Instructions for the task
Everything in the listing except the pictures should be written out exactly.

Items listed in a dataset

════════

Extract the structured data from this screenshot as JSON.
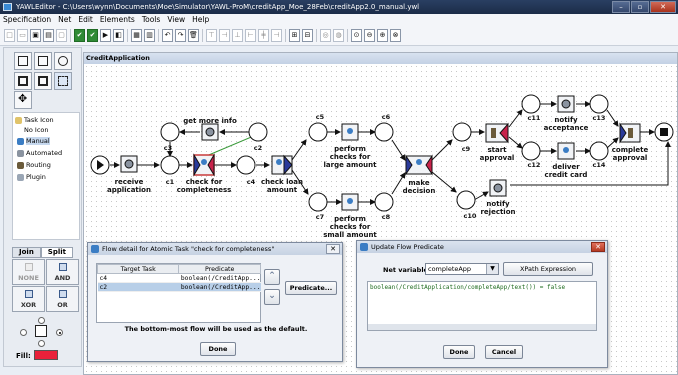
{
  "window": {
    "title": "YAWLEditor - C:\\Users\\wynn\\Documents\\Moe\\Simulator\\YAWL-ProM\\creditApp_Moe_28Feb\\creditApp2.0_manual.ywl"
  },
  "menu": [
    "Specification",
    "Net",
    "Edit",
    "Elements",
    "Tools",
    "View",
    "Help"
  ],
  "canvas": {
    "net_name": "CreditApplication"
  },
  "palette": {
    "tree": [
      "Task Icon",
      "No Icon",
      "Manual",
      "Automated",
      "Routing",
      "Plugin"
    ],
    "tabs": [
      "Join",
      "Split"
    ],
    "split_buttons": [
      "NONE",
      "AND",
      "XOR",
      "OR"
    ],
    "fill_label": "Fill:",
    "fill_color": "#e8213a"
  },
  "net": {
    "tasks": {
      "receive": "receive\napplication",
      "get_info": "get more info",
      "check": "check for\ncompleteness",
      "check_loan": "check loan\namount",
      "large": "perform\nchecks for\nlarge amount",
      "small": "perform\nchecks for\nsmall amount",
      "decision": "make\ndecision",
      "start": "start\napproval",
      "notify_acc": "notify\nacceptance",
      "card": "deliver\ncredit card",
      "complete": "complete\napproval",
      "notify_rej": "notify\nrejection"
    },
    "conditions": [
      "c1",
      "c2",
      "c3",
      "c4",
      "c5",
      "c6",
      "c7",
      "c8",
      "c9",
      "c10",
      "c11",
      "c12",
      "c13",
      "c14"
    ]
  },
  "flow_dialog": {
    "title": "Flow detail for Atomic Task \"check for completeness\"",
    "col_target": "Target Task",
    "col_predicate": "Predicate",
    "rows": [
      {
        "target": "c4",
        "predicate": "boolean(/CreditApp..."
      },
      {
        "target": "c2",
        "predicate": "boolean(/CreditApp..."
      }
    ],
    "predicate_button": "Predicate...",
    "note": "The bottom-most flow will be used as the default.",
    "done": "Done"
  },
  "predicate_dialog": {
    "title": "Update Flow Predicate",
    "net_variable_label": "Net variable:",
    "net_variable_value": "completeApp",
    "xpath_button": "XPath Expression",
    "expression": "boolean(/CreditApplication/completeApp/text()) = false",
    "done": "Done",
    "cancel": "Cancel"
  }
}
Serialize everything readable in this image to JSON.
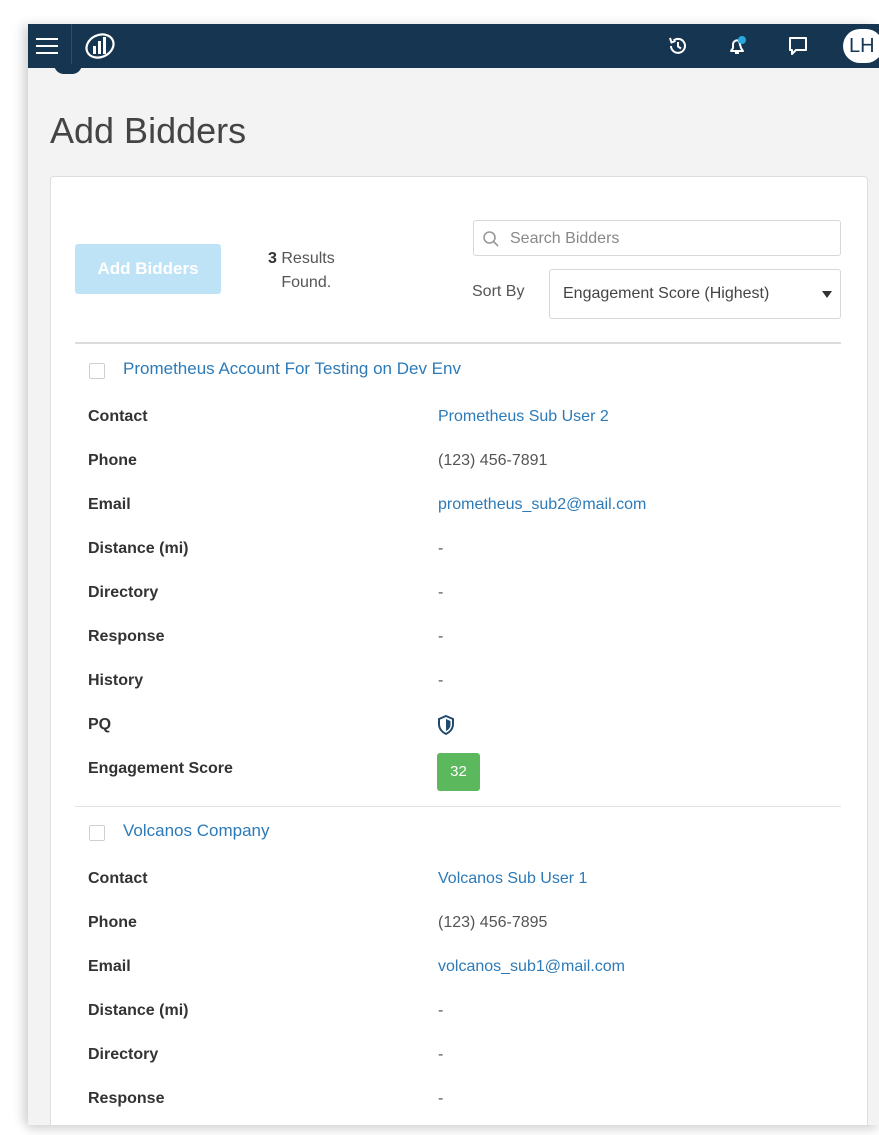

════════

Solution for this exercise
Extract the structured data from this screenshot as JSON.
{
  "window": {
    "title": "YAWLEditor - C:\\Users\\wynn\\Documents\\Moe\\Simulator\\YAWL-ProM\\creditApp_Moe_28Feb\\creditApp2.0_manual.ywl"
  },
  "menu": [
    "Specification",
    "Net",
    "Edit",
    "Elements",
    "Tools",
    "View",
    "Help"
  ],
  "canvas": {
    "net_name": "CreditApplication"
  },
  "palette": {
    "tree": [
      "Task Icon",
      "No Icon",
      "Manual",
      "Automated",
      "Routing",
      "Plugin"
    ],
    "tabs": [
      "Join",
      "Split"
    ],
    "split_buttons": [
      "NONE",
      "AND",
      "XOR",
      "OR"
    ],
    "fill_label": "Fill:",
    "fill_color": "#e8213a"
  },
  "net": {
    "tasks": {
      "receive": "receive\napplication",
      "get_info": "get more info",
      "check": "check for\ncompleteness",
      "check_loan": "check loan\namount",
      "large": "perform\nchecks for\nlarge amount",
      "small": "perform\nchecks for\nsmall amount",
      "decision": "make\ndecision",
      "start": "start\napproval",
      "notify_acc": "notify\nacceptance",
      "card": "deliver\ncredit card",
      "complete": "complete\napproval",
      "notify_rej": "notify\nrejection"
    },
    "conditions": [
      "c1",
      "c2",
      "c3",
      "c4",
      "c5",
      "c6",
      "c7",
      "c8",
      "c9",
      "c10",
      "c11",
      "c12",
      "c13",
      "c14"
    ]
  },
  "flow_dialog": {
    "title": "Flow detail for Atomic Task \"check for completeness\"",
    "col_target": "Target Task",
    "col_predicate": "Predicate",
    "rows": [
      {
        "target": "c4",
        "predicate": "boolean(/CreditApp..."
      },
      {
        "target": "c2",
        "predicate": "boolean(/CreditApp..."
      }
    ],
    "predicate_button": "Predicate...",
    "note": "The bottom-most flow will be used as the default.",
    "done": "Done"
  },
  "predicate_dialog": {
    "title": "Update Flow Predicate",
    "net_variable_label": "Net variable:",
    "net_variable_value": "completeApp",
    "xpath_button": "XPath Expression",
    "expression": "boolean(/CreditApplication/completeApp/text()) = false",
    "done": "Done",
    "cancel": "Cancel"
  }
}
Serialize everything readable in this image to JSON.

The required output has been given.